(Data excerpts)
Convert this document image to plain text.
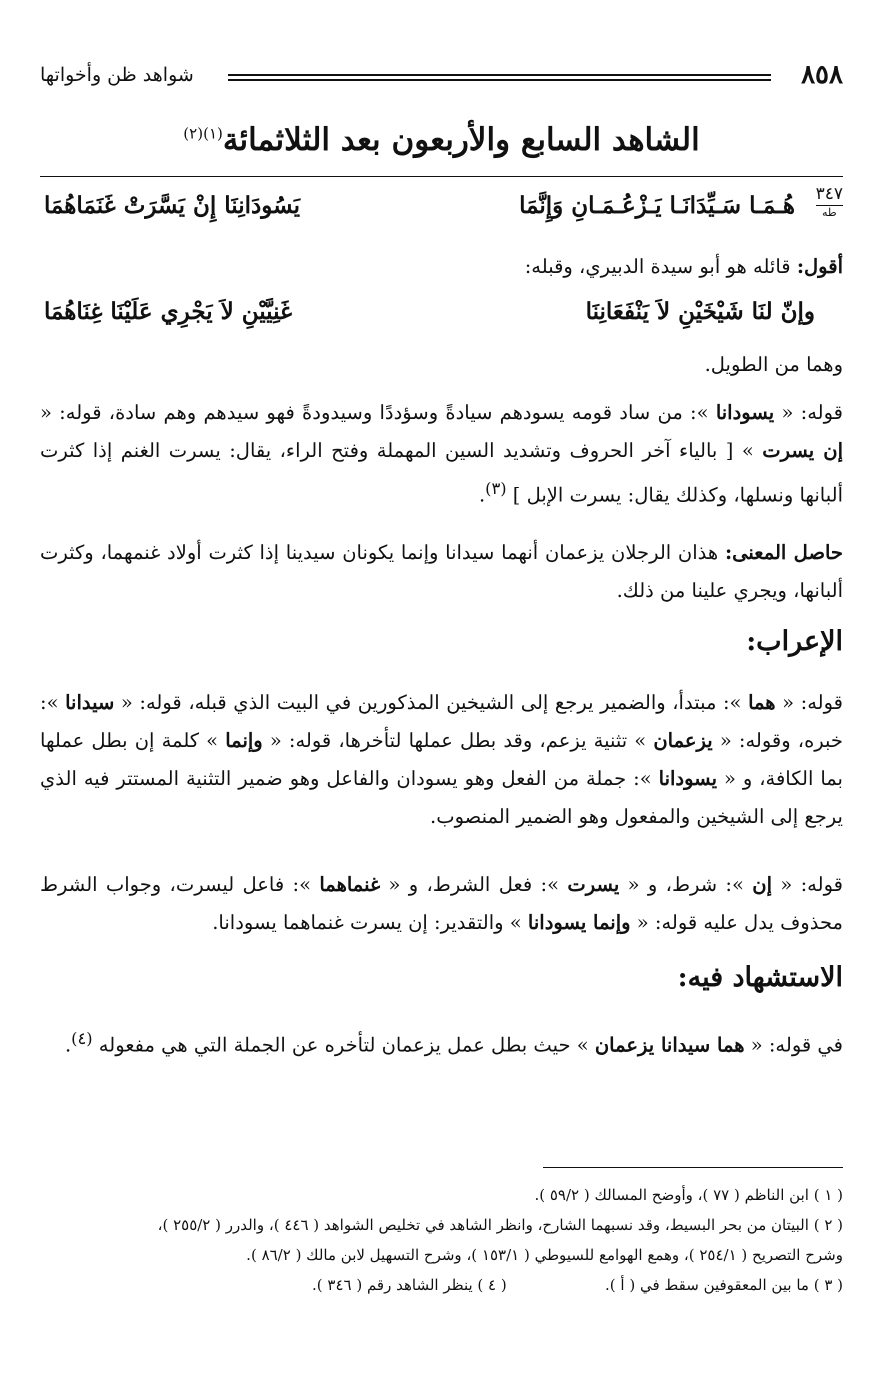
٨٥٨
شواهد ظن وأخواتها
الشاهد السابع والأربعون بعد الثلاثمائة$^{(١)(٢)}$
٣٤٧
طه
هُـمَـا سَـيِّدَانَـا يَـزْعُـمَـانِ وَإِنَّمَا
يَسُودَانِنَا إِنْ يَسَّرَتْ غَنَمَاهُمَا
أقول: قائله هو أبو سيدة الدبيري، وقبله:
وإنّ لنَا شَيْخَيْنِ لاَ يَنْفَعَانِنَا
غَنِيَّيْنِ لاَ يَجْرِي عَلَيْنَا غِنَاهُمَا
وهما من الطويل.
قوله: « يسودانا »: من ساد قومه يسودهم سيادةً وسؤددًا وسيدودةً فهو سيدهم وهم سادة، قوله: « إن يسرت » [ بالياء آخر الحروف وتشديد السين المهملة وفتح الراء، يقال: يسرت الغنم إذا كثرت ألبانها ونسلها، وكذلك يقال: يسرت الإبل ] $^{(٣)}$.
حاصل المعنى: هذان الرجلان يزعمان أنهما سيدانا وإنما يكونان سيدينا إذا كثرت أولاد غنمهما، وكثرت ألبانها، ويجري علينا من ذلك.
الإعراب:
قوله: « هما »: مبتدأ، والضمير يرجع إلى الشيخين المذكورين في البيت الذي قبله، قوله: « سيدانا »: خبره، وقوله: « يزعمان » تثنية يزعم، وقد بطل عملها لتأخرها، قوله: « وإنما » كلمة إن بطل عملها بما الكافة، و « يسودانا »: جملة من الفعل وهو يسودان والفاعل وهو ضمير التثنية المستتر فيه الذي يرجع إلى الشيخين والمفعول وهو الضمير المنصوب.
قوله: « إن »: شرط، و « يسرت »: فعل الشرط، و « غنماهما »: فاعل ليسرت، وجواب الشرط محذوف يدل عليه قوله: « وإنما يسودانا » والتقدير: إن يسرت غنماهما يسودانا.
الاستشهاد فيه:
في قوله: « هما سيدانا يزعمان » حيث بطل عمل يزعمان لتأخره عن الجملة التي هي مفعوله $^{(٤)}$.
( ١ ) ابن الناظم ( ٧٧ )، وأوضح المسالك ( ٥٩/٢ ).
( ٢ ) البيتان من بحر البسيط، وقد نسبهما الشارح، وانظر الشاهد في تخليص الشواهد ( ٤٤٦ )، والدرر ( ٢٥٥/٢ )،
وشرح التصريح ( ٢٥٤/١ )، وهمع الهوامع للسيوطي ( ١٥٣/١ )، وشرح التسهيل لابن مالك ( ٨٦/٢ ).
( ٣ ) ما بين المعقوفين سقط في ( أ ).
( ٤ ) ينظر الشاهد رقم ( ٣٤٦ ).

Exercise.
Single out each line of the records above with the string "وإنما" in it, and copy it.

Exercise solution.
حاصل المعنى: هذان الرجلان يزعمان أنهما سيدانا وإنما يكونان سيدينا إذا كثرت أولاد غنمهما، وكثرت ألبانها، ويجري علينا من ذلك.
قوله: « هما »: مبتدأ، والضمير يرجع إلى الشيخين المذكورين في البيت الذي قبله، قوله: « سيدانا »: خبره، وقوله: « يزعمان » تثنية يزعم، وقد بطل عملها لتأخرها، قوله: « وإنما » كلمة إن بطل عملها بما الكافة، و « يسودانا »: جملة من الفعل وهو يسودان والفاعل وهو ضمير التثنية المستتر فيه الذي يرجع إلى الشيخين والمفعول وهو الضمير المنصوب.
قوله: « إن »: شرط، و « يسرت »: فعل الشرط، و « غنماهما »: فاعل ليسرت، وجواب الشرط محذوف يدل عليه قوله: « وإنما يسودانا » والتقدير: إن يسرت غنماهما يسودانا.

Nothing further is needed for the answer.